··· DATA TO PROCESS ···

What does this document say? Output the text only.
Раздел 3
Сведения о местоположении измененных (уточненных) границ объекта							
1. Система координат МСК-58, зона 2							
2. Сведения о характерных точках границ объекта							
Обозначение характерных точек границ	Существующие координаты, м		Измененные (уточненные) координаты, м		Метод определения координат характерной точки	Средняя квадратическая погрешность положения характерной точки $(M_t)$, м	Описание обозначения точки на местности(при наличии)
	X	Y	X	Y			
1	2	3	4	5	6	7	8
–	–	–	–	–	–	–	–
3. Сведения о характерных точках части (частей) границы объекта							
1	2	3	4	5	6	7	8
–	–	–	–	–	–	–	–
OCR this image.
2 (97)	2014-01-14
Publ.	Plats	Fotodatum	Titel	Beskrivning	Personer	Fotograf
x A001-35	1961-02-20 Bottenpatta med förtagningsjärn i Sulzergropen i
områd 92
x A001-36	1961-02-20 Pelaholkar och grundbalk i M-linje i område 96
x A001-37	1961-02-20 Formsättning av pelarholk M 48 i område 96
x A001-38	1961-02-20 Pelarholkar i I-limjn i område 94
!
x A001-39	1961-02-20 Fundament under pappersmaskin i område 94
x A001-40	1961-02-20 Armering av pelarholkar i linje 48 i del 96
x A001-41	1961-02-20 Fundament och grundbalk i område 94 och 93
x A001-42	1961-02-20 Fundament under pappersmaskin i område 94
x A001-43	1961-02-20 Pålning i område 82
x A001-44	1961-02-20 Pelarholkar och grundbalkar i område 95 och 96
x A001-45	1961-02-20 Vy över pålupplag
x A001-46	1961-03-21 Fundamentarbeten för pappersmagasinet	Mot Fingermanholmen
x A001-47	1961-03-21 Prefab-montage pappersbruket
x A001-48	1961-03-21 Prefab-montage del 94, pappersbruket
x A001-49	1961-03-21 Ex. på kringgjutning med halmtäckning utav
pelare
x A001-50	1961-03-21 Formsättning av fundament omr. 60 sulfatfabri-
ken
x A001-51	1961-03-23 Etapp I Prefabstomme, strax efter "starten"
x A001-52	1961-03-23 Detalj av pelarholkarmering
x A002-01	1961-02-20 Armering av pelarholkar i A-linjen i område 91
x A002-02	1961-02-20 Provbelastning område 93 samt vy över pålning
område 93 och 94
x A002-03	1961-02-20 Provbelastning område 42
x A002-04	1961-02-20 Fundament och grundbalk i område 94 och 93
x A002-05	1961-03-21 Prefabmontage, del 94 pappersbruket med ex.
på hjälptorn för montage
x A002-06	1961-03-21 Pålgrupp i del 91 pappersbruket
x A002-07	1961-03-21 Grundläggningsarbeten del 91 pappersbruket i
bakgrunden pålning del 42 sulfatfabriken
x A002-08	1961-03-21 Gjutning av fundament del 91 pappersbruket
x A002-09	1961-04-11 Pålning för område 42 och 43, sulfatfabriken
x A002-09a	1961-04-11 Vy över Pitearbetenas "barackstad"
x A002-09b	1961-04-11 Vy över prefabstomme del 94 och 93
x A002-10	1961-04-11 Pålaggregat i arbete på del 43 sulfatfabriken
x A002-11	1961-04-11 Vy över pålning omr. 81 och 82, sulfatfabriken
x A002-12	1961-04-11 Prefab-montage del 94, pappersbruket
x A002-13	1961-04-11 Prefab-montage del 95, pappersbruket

···

• _EXERCISE REQUIREMENTS_:
Above are the records. Identify each line that contains the word "Сведения".

• _FINAL RESULT_:
Сведения о местоположении измененных (уточненных) границ объекта							
2. Сведения о характерных точках границ объекта							
3. Сведения о характерных точках части (частей) границы объекта							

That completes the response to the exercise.